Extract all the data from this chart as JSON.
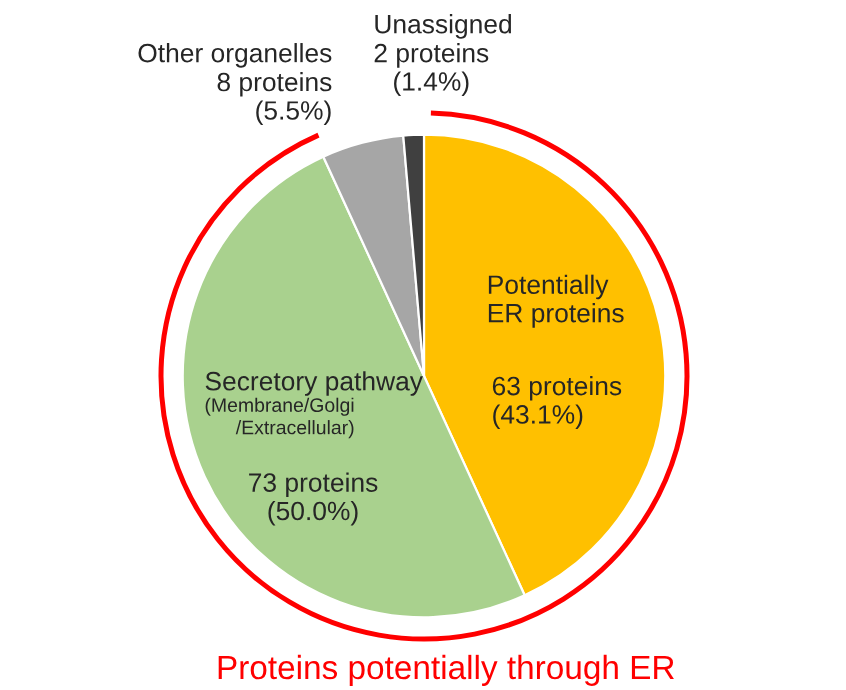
{
  "chart_data": {
    "type": "pie",
    "categories": [
      "Potentially\nER proteins",
      "Secretory pathway\n(Membrane/Golgi\n/Extracellular)",
      "Other organelles",
      "Unassigned"
    ],
    "values": [
      63,
      73,
      8,
      2
    ],
    "value_labels": [
      "63 proteins\n(43.1%)",
      "73 proteins\n(50.0%)",
      "8 proteins\n(5.5%)",
      "2 proteins\n(1.4%)"
    ],
    "colors": [
      "#ffc000",
      "#a9d18e",
      "#a6a6a6",
      "#404040"
    ],
    "annotations": [
      "Proteins potentially through ER"
    ]
  }
}
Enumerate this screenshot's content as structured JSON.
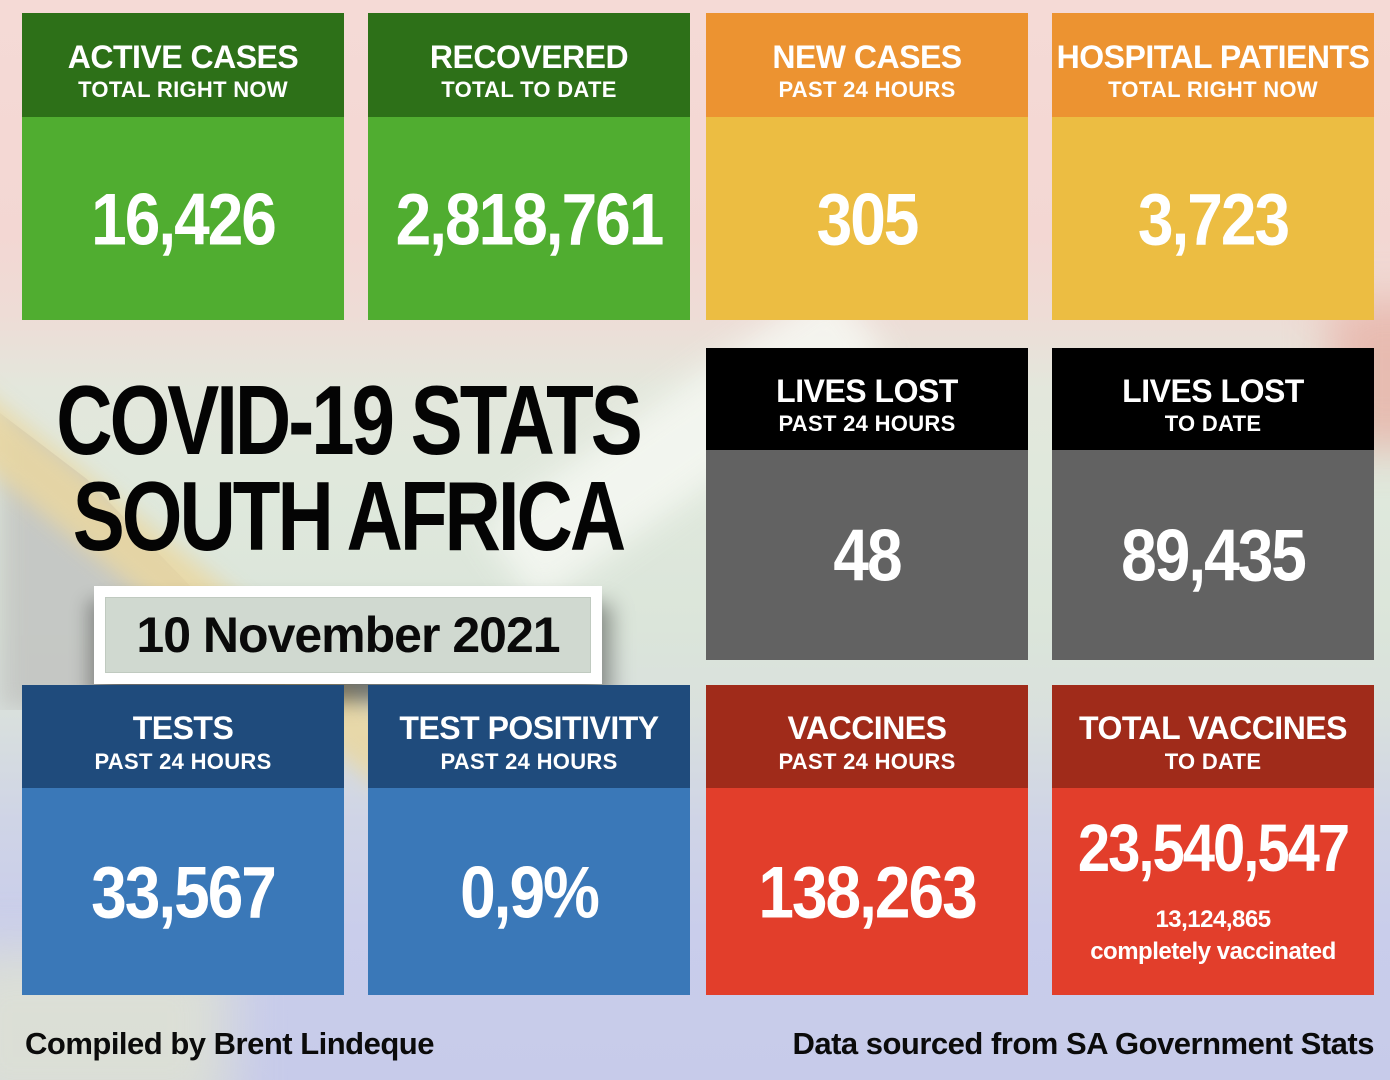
{
  "page": {
    "title_line1": "COVID-19 STATS",
    "title_line2": "SOUTH AFRICA",
    "date": "10 November 2021"
  },
  "footer": {
    "left": "Compiled by Brent Lindeque",
    "right": "Data sourced from SA Government Stats"
  },
  "colors": {
    "green_header": "#2d7018",
    "green_body": "#50ad30",
    "orange_header": "#ec9331",
    "orange_body": "#ecbd42",
    "black_header": "#000000",
    "grey_body": "#626262",
    "blue_header": "#1f4b7c",
    "blue_body": "#3a78b8",
    "red_header": "#a02b1a",
    "red_body": "#e23e2b",
    "background_pink": "#f5d9d5",
    "background_green": "#dfe8dc",
    "background_lavender": "#c9cdeb"
  },
  "cards": [
    {
      "id": "active-cases",
      "title": "ACTIVE CASES",
      "subtitle": "TOTAL RIGHT NOW",
      "value": "16,426",
      "header_color": "#2d7018",
      "body_color": "#50ad30"
    },
    {
      "id": "recovered",
      "title": "RECOVERED",
      "subtitle": "TOTAL TO DATE",
      "value": "2,818,761",
      "header_color": "#2d7018",
      "body_color": "#50ad30"
    },
    {
      "id": "new-cases",
      "title": "NEW CASES",
      "subtitle": "PAST 24 HOURS",
      "value": "305",
      "header_color": "#ec9331",
      "body_color": "#ecbd42"
    },
    {
      "id": "hospital-patients",
      "title": "HOSPITAL PATIENTS",
      "subtitle": "TOTAL RIGHT NOW",
      "value": "3,723",
      "header_color": "#ec9331",
      "body_color": "#ecbd42"
    },
    {
      "id": "lives-lost-24h",
      "title": "LIVES LOST",
      "subtitle": "PAST 24 HOURS",
      "value": "48",
      "header_color": "#000000",
      "body_color": "#626262"
    },
    {
      "id": "lives-lost-total",
      "title": "LIVES LOST",
      "subtitle": "TO DATE",
      "value": "89,435",
      "header_color": "#000000",
      "body_color": "#626262"
    },
    {
      "id": "tests",
      "title": "TESTS",
      "subtitle": "PAST 24 HOURS",
      "value": "33,567",
      "header_color": "#1f4b7c",
      "body_color": "#3a78b8"
    },
    {
      "id": "test-positivity",
      "title": "TEST POSITIVITY",
      "subtitle": "PAST 24 HOURS",
      "value": "0,9%",
      "header_color": "#1f4b7c",
      "body_color": "#3a78b8"
    },
    {
      "id": "vaccines-24h",
      "title": "VACCINES",
      "subtitle": "PAST 24 HOURS",
      "value": "138,263",
      "header_color": "#a02b1a",
      "body_color": "#e23e2b"
    },
    {
      "id": "total-vaccines",
      "title": "TOTAL VACCINES",
      "subtitle": "TO DATE",
      "value": "23,540,547",
      "extra_value": "13,124,865",
      "extra_label": "completely vaccinated",
      "header_color": "#a02b1a",
      "body_color": "#e23e2b"
    }
  ],
  "chart_data": {
    "type": "table",
    "title": "COVID-19 STATS SOUTH AFRICA",
    "date": "10 November 2021",
    "metrics": [
      {
        "label": "Active cases (total right now)",
        "value": 16426
      },
      {
        "label": "Recovered (total to date)",
        "value": 2818761
      },
      {
        "label": "New cases (past 24 hours)",
        "value": 305
      },
      {
        "label": "Hospital patients (total right now)",
        "value": 3723
      },
      {
        "label": "Lives lost (past 24 hours)",
        "value": 48
      },
      {
        "label": "Lives lost (to date)",
        "value": 89435
      },
      {
        "label": "Tests (past 24 hours)",
        "value": 33567
      },
      {
        "label": "Test positivity (past 24 hours)",
        "value": "0.9%"
      },
      {
        "label": "Vaccines (past 24 hours)",
        "value": 138263
      },
      {
        "label": "Total vaccines (to date)",
        "value": 23540547
      },
      {
        "label": "Completely vaccinated",
        "value": 13124865
      }
    ]
  }
}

◆ ◆ ◆ ◆ ◆ ◆ ◆

- **ASSIGNMENT**
Write out all the entries exactly, except for the pictures.

- **RESPONSE AREA**
Extract all the data from this chart as JSON.
{
  "chart_data": {
    "type": "pie",
    "categories": [
      "Potentially\nER proteins",
      "Secretory pathway\n(Membrane/Golgi\n/Extracellular)",
      "Other organelles",
      "Unassigned"
    ],
    "values": [
      63,
      73,
      8,
      2
    ],
    "value_labels": [
      "63 proteins\n(43.1%)",
      "73 proteins\n(50.0%)",
      "8 proteins\n(5.5%)",
      "2 proteins\n(1.4%)"
    ],
    "colors": [
      "#ffc000",
      "#a9d18e",
      "#a6a6a6",
      "#404040"
    ],
    "annotations": [
      "Proteins potentially through ER"
    ]
  }
}
Enumerate this screenshot's content as structured JSON.
{
  "page": {
    "title_line1": "COVID-19 STATS",
    "title_line2": "SOUTH AFRICA",
    "date": "10 November 2021"
  },
  "footer": {
    "left": "Compiled by Brent Lindeque",
    "right": "Data sourced from SA Government Stats"
  },
  "colors": {
    "green_header": "#2d7018",
    "green_body": "#50ad30",
    "orange_header": "#ec9331",
    "orange_body": "#ecbd42",
    "black_header": "#000000",
    "grey_body": "#626262",
    "blue_header": "#1f4b7c",
    "blue_body": "#3a78b8",
    "red_header": "#a02b1a",
    "red_body": "#e23e2b",
    "background_pink": "#f5d9d5",
    "background_green": "#dfe8dc",
    "background_lavender": "#c9cdeb"
  },
  "cards": [
    {
      "id": "active-cases",
      "title": "ACTIVE CASES",
      "subtitle": "TOTAL RIGHT NOW",
      "value": "16,426",
      "header_color": "#2d7018",
      "body_color": "#50ad30"
    },
    {
      "id": "recovered",
      "title": "RECOVERED",
      "subtitle": "TOTAL TO DATE",
      "value": "2,818,761",
      "header_color": "#2d7018",
      "body_color": "#50ad30"
    },
    {
      "id": "new-cases",
      "title": "NEW CASES",
      "subtitle": "PAST 24 HOURS",
      "value": "305",
      "header_color": "#ec9331",
      "body_color": "#ecbd42"
    },
    {
      "id": "hospital-patients",
      "title": "HOSPITAL PATIENTS",
      "subtitle": "TOTAL RIGHT NOW",
      "value": "3,723",
      "header_color": "#ec9331",
      "body_color": "#ecbd42"
    },
    {
      "id": "lives-lost-24h",
      "title": "LIVES LOST",
      "subtitle": "PAST 24 HOURS",
      "value": "48",
      "header_color": "#000000",
      "body_color": "#626262"
    },
    {
      "id": "lives-lost-total",
      "title": "LIVES LOST",
      "subtitle": "TO DATE",
      "value": "89,435",
      "header_color": "#000000",
      "body_color": "#626262"
    },
    {
      "id": "tests",
      "title": "TESTS",
      "subtitle": "PAST 24 HOURS",
      "value": "33,567",
      "header_color": "#1f4b7c",
      "body_color": "#3a78b8"
    },
    {
      "id": "test-positivity",
      "title": "TEST POSITIVITY",
      "subtitle": "PAST 24 HOURS",
      "value": "0,9%",
      "header_color": "#1f4b7c",
      "body_color": "#3a78b8"
    },
    {
      "id": "vaccines-24h",
      "title": "VACCINES",
      "subtitle": "PAST 24 HOURS",
      "value": "138,263",
      "header_color": "#a02b1a",
      "body_color": "#e23e2b"
    },
    {
      "id": "total-vaccines",
      "title": "TOTAL VACCINES",
      "subtitle": "TO DATE",
      "value": "23,540,547",
      "extra_value": "13,124,865",
      "extra_label": "completely vaccinated",
      "header_color": "#a02b1a",
      "body_color": "#e23e2b"
    }
  ],
  "chart_data": {
    "type": "table",
    "title": "COVID-19 STATS SOUTH AFRICA",
    "date": "10 November 2021",
    "metrics": [
      {
        "label": "Active cases (total right now)",
        "value": 16426
      },
      {
        "label": "Recovered (total to date)",
        "value": 2818761
      },
      {
        "label": "New cases (past 24 hours)",
        "value": 305
      },
      {
        "label": "Hospital patients (total right now)",
        "value": 3723
      },
      {
        "label": "Lives lost (past 24 hours)",
        "value": 48
      },
      {
        "label": "Lives lost (to date)",
        "value": 89435
      },
      {
        "label": "Tests (past 24 hours)",
        "value": 33567
      },
      {
        "label": "Test positivity (past 24 hours)",
        "value": "0.9%"
      },
      {
        "label": "Vaccines (past 24 hours)",
        "value": 138263
      },
      {
        "label": "Total vaccines (to date)",
        "value": 23540547
      },
      {
        "label": "Completely vaccinated",
        "value": 13124865
      }
    ]
  }
}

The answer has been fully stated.